** start The data **

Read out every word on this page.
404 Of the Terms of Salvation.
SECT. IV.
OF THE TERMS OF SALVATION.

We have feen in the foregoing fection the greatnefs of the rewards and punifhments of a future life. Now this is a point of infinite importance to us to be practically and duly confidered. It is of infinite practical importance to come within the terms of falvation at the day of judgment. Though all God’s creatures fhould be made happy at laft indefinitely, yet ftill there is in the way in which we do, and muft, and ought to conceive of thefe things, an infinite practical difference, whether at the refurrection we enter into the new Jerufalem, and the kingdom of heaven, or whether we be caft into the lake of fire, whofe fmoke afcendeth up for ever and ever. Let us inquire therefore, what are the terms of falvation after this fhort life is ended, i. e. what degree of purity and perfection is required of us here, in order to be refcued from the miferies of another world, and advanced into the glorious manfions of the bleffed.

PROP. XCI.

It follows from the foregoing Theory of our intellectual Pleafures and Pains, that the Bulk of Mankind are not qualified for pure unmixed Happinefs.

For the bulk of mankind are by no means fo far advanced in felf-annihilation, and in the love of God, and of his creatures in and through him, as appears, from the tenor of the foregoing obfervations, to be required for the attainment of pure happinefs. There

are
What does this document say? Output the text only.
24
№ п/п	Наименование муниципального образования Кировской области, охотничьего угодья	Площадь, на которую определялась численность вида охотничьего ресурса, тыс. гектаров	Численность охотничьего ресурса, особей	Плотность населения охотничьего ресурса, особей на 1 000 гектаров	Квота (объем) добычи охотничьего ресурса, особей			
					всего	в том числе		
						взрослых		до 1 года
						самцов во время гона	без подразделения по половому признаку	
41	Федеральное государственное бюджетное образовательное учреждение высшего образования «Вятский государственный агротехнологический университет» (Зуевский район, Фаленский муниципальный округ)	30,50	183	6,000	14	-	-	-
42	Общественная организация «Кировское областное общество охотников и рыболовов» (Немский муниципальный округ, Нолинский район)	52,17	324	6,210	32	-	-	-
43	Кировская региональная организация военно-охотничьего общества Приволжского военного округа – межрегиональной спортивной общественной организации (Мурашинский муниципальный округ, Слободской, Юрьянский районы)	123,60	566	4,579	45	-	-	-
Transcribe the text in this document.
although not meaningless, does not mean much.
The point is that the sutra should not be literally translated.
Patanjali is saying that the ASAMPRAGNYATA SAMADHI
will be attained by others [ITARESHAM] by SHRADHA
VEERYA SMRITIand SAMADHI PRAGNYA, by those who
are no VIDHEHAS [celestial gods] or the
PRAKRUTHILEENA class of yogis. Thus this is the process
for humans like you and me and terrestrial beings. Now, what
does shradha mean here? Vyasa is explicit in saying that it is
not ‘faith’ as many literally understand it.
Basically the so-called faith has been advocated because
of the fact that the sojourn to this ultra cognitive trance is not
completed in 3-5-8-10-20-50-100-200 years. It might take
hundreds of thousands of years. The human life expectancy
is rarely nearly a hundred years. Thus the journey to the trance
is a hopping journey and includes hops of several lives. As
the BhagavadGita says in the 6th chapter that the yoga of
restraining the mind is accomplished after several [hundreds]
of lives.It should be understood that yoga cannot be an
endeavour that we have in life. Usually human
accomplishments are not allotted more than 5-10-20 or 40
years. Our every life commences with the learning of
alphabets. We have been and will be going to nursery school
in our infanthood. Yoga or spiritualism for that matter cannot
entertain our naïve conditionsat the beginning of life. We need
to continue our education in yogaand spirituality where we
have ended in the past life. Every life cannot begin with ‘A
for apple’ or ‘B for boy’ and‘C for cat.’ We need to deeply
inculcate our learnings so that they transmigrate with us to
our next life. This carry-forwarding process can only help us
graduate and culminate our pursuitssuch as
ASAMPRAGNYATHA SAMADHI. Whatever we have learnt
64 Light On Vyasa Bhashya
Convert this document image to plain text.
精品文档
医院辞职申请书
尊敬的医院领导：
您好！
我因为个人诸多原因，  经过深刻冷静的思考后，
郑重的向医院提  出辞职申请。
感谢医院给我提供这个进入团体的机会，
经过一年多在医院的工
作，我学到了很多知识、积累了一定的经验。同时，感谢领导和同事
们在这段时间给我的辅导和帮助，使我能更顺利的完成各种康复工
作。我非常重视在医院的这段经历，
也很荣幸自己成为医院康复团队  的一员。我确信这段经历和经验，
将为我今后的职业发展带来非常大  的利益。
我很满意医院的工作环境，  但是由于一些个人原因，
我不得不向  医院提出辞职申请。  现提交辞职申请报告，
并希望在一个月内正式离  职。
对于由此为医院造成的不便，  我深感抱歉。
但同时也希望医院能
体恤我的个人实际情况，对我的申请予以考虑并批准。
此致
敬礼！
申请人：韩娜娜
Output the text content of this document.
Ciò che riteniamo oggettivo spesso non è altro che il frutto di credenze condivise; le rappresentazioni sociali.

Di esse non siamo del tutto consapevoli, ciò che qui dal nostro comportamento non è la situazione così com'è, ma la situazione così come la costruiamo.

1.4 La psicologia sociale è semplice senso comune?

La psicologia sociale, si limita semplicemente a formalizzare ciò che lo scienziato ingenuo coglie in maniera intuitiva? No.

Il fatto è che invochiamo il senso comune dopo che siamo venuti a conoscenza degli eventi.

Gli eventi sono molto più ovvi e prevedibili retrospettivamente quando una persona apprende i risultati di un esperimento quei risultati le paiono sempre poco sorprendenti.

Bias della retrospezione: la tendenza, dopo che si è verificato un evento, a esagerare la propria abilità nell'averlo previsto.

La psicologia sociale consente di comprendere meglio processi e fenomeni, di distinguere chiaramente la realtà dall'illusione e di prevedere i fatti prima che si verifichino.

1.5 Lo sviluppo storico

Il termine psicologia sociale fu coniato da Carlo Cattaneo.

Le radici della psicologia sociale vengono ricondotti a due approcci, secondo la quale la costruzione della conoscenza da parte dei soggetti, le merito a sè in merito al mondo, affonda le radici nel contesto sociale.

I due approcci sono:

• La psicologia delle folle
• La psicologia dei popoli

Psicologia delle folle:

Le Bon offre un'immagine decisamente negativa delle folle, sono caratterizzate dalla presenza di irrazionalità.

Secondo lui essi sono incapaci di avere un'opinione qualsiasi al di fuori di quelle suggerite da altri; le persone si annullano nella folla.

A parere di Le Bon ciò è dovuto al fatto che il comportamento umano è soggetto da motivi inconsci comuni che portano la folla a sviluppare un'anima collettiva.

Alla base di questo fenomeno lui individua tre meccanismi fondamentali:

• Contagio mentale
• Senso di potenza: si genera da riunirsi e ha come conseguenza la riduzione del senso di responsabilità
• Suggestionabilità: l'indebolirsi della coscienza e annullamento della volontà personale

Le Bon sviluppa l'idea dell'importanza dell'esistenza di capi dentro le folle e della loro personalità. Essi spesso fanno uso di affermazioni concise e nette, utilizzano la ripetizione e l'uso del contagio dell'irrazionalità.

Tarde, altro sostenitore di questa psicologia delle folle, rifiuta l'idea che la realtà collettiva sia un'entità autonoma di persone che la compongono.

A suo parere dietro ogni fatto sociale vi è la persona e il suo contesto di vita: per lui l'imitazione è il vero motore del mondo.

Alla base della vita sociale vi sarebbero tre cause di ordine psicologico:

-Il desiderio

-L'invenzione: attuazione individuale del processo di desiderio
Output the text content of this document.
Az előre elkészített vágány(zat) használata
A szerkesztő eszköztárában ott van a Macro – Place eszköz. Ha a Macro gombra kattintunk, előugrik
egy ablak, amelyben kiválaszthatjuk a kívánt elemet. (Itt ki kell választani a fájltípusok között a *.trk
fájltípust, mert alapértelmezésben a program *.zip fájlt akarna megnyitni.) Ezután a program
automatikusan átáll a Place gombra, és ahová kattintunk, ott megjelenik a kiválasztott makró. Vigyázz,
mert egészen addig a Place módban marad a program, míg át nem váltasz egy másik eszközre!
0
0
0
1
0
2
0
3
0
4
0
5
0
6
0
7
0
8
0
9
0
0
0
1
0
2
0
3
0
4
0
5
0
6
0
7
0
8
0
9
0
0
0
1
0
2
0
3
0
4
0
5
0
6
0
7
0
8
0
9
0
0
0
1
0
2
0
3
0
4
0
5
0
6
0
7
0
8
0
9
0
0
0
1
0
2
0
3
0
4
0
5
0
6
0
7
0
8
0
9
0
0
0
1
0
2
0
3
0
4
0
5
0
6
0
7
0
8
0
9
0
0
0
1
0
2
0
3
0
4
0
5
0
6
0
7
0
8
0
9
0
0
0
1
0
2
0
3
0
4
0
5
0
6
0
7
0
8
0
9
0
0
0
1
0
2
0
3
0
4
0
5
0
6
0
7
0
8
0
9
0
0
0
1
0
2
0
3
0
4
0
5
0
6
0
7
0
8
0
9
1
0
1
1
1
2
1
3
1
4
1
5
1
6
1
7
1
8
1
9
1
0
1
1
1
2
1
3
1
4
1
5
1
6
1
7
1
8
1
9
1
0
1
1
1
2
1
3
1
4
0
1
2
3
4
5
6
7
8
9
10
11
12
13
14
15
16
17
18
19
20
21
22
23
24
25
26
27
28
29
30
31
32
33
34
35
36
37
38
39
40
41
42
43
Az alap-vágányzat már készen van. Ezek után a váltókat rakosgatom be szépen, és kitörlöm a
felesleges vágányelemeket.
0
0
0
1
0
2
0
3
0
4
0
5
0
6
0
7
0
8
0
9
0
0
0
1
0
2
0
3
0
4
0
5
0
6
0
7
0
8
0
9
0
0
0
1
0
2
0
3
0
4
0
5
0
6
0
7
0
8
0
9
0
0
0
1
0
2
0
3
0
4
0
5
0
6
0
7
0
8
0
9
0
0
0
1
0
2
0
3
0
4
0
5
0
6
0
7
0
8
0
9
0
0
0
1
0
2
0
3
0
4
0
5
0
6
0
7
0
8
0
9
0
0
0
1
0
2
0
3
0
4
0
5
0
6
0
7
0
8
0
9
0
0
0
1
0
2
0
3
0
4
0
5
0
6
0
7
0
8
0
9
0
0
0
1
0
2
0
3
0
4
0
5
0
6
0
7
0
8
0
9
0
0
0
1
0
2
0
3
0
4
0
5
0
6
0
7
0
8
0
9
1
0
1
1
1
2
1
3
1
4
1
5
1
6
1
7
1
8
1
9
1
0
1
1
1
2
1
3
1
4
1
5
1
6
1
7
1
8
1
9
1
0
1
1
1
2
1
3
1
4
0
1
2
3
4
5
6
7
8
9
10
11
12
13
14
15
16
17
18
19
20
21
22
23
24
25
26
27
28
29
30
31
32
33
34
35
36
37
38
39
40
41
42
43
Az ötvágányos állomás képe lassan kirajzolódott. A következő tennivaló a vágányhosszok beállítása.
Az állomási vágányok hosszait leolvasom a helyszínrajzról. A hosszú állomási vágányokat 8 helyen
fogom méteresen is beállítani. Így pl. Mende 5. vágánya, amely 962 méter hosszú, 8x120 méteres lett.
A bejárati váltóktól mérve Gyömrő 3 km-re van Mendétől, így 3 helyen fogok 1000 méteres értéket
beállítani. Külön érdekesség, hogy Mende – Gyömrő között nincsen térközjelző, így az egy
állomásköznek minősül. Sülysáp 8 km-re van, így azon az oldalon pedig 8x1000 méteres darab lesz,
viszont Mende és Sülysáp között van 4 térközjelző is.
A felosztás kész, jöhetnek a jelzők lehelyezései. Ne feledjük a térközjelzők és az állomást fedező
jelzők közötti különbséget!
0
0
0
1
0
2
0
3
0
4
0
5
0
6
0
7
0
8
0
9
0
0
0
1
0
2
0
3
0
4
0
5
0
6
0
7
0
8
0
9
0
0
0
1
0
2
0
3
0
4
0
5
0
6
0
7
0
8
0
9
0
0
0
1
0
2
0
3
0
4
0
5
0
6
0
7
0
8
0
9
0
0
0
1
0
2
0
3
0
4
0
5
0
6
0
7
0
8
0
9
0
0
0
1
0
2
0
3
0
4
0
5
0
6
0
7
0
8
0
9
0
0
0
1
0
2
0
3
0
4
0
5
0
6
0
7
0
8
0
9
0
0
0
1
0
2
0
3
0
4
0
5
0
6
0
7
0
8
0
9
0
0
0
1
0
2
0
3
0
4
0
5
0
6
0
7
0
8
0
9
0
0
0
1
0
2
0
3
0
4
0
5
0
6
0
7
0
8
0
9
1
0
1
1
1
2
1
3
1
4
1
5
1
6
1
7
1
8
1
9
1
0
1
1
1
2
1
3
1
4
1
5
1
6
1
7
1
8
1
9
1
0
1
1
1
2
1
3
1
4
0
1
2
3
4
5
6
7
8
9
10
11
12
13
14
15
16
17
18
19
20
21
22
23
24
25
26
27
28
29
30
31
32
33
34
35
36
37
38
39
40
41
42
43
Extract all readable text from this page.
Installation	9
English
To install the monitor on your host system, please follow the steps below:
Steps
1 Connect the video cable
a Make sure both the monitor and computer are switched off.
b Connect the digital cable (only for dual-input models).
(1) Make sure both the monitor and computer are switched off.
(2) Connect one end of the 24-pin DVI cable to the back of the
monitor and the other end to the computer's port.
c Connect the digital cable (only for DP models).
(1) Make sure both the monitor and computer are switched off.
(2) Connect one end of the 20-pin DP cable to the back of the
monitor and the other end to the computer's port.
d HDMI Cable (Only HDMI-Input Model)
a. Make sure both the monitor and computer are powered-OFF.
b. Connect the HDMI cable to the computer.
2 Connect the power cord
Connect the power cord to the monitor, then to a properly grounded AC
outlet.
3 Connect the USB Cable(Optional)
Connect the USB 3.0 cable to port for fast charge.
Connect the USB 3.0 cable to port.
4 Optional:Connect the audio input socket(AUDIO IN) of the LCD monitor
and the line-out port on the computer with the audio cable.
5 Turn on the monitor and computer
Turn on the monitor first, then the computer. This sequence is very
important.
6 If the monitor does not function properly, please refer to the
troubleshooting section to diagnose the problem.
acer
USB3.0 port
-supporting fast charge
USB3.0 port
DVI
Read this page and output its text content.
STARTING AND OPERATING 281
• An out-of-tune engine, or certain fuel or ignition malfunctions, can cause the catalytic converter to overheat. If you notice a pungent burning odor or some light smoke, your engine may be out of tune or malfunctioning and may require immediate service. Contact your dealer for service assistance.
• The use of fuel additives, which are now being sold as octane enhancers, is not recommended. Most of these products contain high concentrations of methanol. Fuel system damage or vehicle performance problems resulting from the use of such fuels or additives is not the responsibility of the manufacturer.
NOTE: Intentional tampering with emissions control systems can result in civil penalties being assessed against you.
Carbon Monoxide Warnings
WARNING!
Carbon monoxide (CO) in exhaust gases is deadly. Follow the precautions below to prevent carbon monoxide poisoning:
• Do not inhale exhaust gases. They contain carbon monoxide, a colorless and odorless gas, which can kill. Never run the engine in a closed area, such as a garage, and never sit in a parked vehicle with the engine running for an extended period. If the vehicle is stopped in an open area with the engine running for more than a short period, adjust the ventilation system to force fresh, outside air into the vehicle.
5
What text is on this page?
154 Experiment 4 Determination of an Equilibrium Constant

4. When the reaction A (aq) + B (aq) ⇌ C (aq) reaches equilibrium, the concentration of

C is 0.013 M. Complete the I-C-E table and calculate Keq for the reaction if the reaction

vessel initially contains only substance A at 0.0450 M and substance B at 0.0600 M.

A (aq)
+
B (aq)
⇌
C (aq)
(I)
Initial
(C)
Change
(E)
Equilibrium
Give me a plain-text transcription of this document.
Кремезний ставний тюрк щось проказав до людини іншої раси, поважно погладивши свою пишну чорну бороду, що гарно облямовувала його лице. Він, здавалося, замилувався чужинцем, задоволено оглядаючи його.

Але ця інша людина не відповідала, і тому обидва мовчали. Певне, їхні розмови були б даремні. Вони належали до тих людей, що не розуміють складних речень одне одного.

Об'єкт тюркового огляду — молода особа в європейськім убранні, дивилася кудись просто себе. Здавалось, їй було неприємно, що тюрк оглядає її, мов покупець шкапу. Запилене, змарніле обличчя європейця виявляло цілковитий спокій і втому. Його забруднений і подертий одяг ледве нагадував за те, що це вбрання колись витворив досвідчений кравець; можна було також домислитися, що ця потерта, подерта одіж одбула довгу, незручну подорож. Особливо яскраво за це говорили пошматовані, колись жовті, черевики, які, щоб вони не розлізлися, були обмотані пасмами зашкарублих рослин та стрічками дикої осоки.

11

** end The data **

» Stated goal
Return every line above that contains the word "fuel".

» Exercise result
• An out-of-tune engine, or certain fuel or ignition malfunctions, can cause the catalytic converter to overheat. If you notice a pungent burning odor or some light smoke, your engine may be out of tune or malfunctioning and may require immediate service. Contact your dealer for service assistance.
• The use of fuel additives, which are now being sold as octane enhancers, is not recommended. Most of these products contain high concentrations of methanol. Fuel system damage or vehicle performance problems resulting from the use of such fuels or additives is not the responsibility of the manufacturer.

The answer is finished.